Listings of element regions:
____

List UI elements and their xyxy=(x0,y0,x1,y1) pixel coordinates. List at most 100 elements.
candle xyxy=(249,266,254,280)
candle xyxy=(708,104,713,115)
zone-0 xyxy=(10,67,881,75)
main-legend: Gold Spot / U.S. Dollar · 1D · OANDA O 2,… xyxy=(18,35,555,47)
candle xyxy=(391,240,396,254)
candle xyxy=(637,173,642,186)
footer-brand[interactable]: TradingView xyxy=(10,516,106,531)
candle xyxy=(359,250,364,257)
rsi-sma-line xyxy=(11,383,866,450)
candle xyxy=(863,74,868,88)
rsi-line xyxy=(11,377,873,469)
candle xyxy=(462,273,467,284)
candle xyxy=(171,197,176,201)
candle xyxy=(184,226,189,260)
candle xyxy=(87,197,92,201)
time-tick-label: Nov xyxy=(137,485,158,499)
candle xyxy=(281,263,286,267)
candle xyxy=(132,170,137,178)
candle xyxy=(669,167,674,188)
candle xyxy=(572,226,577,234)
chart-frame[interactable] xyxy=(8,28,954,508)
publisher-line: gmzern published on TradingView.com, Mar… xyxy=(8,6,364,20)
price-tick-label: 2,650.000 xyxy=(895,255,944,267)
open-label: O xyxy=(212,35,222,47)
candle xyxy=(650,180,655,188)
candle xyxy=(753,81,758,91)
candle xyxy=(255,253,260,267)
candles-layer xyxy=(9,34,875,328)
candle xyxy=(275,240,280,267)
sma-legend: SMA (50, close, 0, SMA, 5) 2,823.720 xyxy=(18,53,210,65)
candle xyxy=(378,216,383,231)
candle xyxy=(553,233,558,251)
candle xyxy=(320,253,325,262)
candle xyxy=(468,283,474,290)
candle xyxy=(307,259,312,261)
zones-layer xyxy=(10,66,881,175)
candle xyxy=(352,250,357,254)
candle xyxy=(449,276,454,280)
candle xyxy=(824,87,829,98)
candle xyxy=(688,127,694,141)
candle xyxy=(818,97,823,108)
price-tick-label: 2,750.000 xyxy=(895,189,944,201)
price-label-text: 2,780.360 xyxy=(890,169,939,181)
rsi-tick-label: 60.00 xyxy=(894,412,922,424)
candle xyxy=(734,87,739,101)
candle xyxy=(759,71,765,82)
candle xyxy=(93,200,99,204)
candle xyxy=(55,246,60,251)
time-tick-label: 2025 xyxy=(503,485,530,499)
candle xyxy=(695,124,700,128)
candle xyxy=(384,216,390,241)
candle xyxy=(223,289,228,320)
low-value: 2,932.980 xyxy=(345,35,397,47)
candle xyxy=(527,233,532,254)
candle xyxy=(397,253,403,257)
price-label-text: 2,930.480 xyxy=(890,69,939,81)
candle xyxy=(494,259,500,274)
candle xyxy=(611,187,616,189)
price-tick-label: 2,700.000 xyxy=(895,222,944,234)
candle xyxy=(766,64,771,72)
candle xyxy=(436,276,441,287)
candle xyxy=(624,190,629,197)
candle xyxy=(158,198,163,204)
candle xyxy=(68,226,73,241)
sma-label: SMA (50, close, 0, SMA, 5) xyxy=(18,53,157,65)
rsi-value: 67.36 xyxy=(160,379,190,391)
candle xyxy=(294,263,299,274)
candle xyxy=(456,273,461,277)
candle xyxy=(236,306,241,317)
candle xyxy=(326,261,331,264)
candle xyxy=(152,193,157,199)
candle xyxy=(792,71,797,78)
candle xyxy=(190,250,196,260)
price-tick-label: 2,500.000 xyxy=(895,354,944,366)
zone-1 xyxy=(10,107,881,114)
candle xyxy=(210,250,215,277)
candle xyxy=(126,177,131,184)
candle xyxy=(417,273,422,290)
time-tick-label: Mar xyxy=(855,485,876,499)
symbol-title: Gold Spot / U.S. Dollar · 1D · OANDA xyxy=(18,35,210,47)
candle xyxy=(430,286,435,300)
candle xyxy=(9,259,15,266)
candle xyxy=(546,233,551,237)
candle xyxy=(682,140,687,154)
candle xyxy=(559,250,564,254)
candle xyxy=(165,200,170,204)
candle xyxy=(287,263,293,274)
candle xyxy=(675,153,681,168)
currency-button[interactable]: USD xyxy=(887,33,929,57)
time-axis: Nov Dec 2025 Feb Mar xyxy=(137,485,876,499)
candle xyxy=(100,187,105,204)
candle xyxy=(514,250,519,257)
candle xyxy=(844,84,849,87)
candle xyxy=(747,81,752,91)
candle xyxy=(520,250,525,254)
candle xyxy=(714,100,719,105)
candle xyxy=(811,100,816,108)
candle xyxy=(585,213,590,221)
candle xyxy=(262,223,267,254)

____

Copy out verbatim the lines of the listing above, from its first line through the line containing "candle xyxy=(223,289,228,320)", including both.

List UI elements and their xyxy=(x0,y0,x1,y1) pixel coordinates. List at most 100 elements.
candle xyxy=(249,266,254,280)
candle xyxy=(708,104,713,115)
zone-0 xyxy=(10,67,881,75)
main-legend: Gold Spot / U.S. Dollar · 1D · OANDA O 2,… xyxy=(18,35,555,47)
candle xyxy=(391,240,396,254)
candle xyxy=(637,173,642,186)
footer-brand[interactable]: TradingView xyxy=(10,516,106,531)
candle xyxy=(359,250,364,257)
rsi-sma-line xyxy=(11,383,866,450)
candle xyxy=(863,74,868,88)
rsi-line xyxy=(11,377,873,469)
candle xyxy=(462,273,467,284)
candle xyxy=(171,197,176,201)
candle xyxy=(184,226,189,260)
candle xyxy=(87,197,92,201)
time-tick-label: Nov xyxy=(137,485,158,499)
candle xyxy=(281,263,286,267)
candle xyxy=(132,170,137,178)
candle xyxy=(669,167,674,188)
candle xyxy=(572,226,577,234)
chart-frame[interactable] xyxy=(8,28,954,508)
publisher-line: gmzern published on TradingView.com, Mar… xyxy=(8,6,364,20)
price-tick-label: 2,650.000 xyxy=(895,255,944,267)
open-label: O xyxy=(212,35,222,47)
candle xyxy=(650,180,655,188)
candle xyxy=(753,81,758,91)
candle xyxy=(255,253,260,267)
candles-layer xyxy=(9,34,875,328)
candle xyxy=(275,240,280,267)
sma-legend: SMA (50, close, 0, SMA, 5) 2,823.720 xyxy=(18,53,210,65)
candle xyxy=(378,216,383,231)
candle xyxy=(553,233,558,251)
candle xyxy=(320,253,325,262)
candle xyxy=(468,283,474,290)
candle xyxy=(307,259,312,261)
zones-layer xyxy=(10,66,881,175)
candle xyxy=(352,250,357,254)
candle xyxy=(449,276,454,280)
candle xyxy=(824,87,829,98)
candle xyxy=(688,127,694,141)
candle xyxy=(818,97,823,108)
price-tick-label: 2,750.000 xyxy=(895,189,944,201)
price-label-text: 2,780.360 xyxy=(890,169,939,181)
rsi-tick-label: 60.00 xyxy=(894,412,922,424)
candle xyxy=(734,87,739,101)
candle xyxy=(759,71,765,82)
candle xyxy=(93,200,99,204)
candle xyxy=(55,246,60,251)
time-tick-label: 2025 xyxy=(503,485,530,499)
candle xyxy=(695,124,700,128)
candle xyxy=(384,216,390,241)
candle xyxy=(223,289,228,320)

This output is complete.